Identify and copy all lines of the material where the string "个小时的概率为" is found.

##### Data for this exercise

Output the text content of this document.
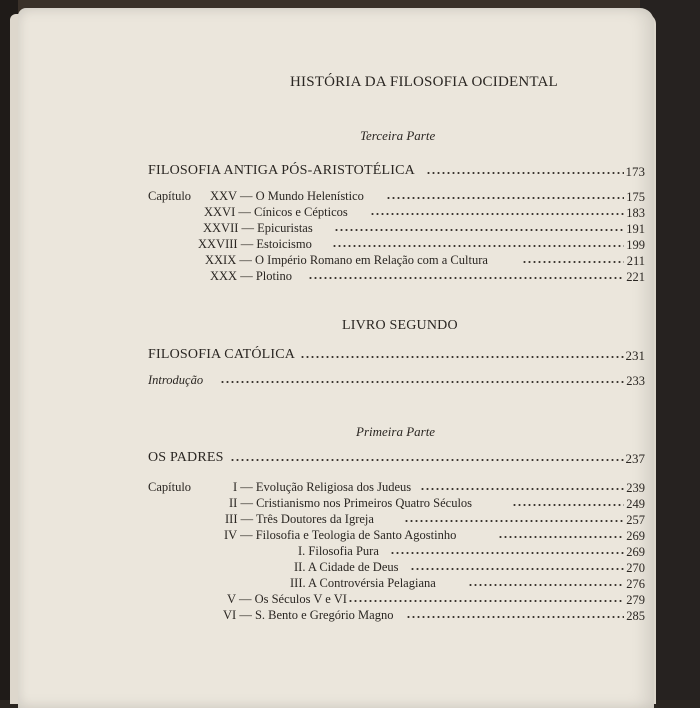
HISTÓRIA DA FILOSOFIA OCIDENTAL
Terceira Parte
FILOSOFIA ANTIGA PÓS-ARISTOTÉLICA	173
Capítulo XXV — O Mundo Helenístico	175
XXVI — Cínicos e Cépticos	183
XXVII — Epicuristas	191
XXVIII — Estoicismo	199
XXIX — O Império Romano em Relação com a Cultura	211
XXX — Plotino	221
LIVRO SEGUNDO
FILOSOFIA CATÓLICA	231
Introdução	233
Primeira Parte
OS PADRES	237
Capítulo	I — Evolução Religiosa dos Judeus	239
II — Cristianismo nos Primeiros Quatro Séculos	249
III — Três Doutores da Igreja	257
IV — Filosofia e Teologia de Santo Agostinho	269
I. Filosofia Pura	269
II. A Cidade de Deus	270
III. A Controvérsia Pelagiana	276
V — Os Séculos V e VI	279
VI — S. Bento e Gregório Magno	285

##########
##### Data for this exercise

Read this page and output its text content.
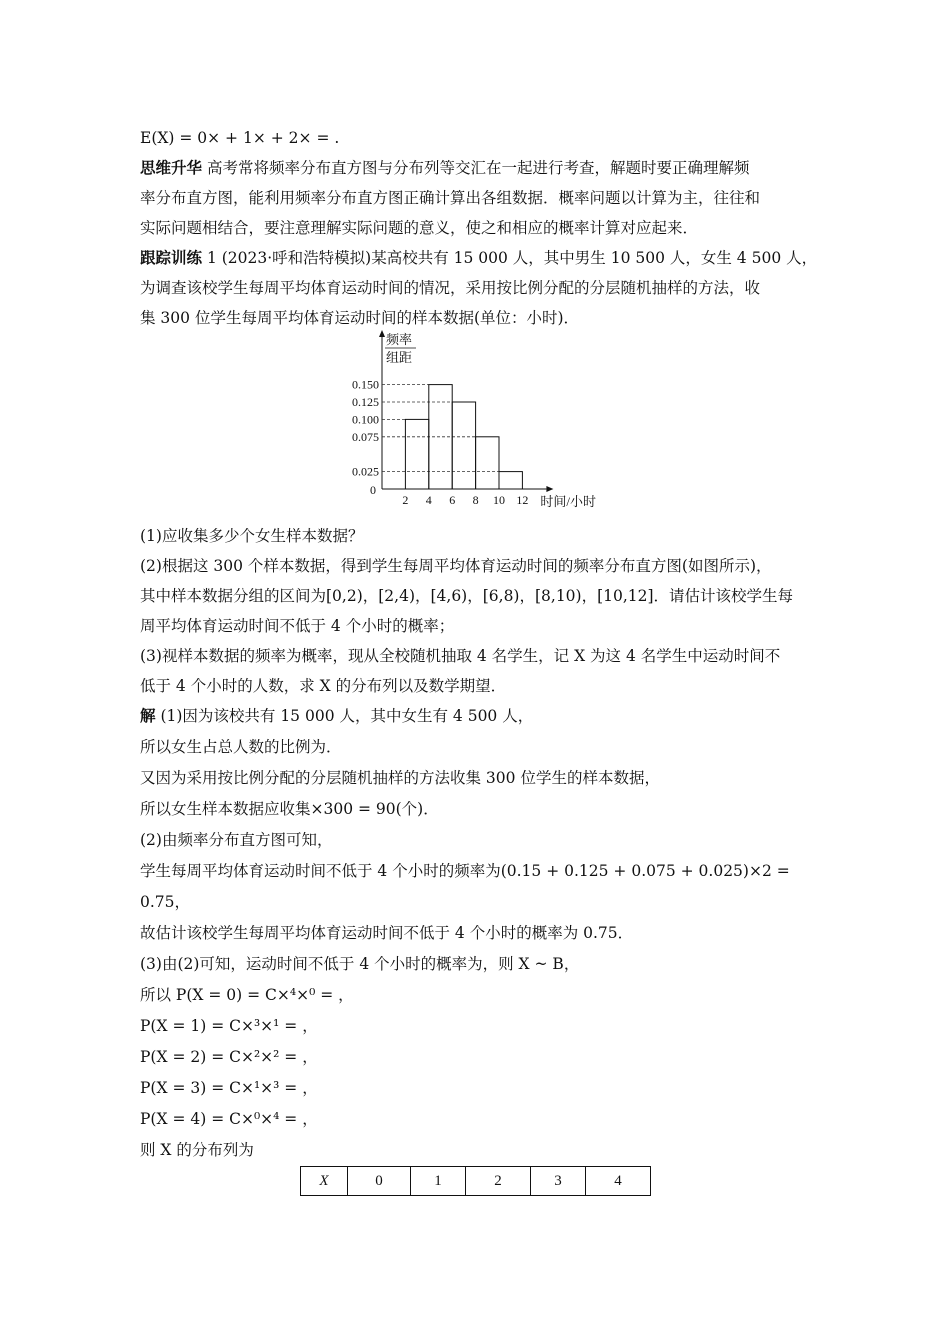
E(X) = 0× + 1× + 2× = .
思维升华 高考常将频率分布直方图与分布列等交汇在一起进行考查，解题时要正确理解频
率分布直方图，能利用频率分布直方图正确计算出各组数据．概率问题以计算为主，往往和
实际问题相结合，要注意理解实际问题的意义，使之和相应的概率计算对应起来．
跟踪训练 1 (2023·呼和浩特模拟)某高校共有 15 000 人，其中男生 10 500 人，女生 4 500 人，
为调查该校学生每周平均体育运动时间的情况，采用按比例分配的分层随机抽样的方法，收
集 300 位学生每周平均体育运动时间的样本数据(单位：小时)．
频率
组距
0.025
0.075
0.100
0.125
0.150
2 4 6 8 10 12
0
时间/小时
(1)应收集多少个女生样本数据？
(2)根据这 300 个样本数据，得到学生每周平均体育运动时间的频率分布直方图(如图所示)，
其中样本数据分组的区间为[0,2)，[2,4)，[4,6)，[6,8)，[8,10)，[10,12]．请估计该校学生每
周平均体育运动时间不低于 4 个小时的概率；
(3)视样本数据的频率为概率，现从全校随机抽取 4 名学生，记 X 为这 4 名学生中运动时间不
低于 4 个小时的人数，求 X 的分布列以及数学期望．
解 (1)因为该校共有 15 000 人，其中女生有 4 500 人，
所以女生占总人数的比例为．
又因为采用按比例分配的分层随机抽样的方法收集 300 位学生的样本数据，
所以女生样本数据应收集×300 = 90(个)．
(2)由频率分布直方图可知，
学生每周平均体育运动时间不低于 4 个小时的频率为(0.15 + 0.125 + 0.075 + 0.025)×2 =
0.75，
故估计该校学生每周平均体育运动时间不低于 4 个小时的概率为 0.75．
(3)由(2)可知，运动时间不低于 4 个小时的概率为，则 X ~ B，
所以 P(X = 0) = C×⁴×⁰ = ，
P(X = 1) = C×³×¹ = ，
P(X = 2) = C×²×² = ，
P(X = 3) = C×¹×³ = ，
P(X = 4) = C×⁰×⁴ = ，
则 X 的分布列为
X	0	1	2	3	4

##########

▶ Final result
故估计该校学生每周平均体育运动时间不低于 4 个小时的概率为 0.75．
(3)由(2)可知，运动时间不低于 4 个小时的概率为，则 X ~ B，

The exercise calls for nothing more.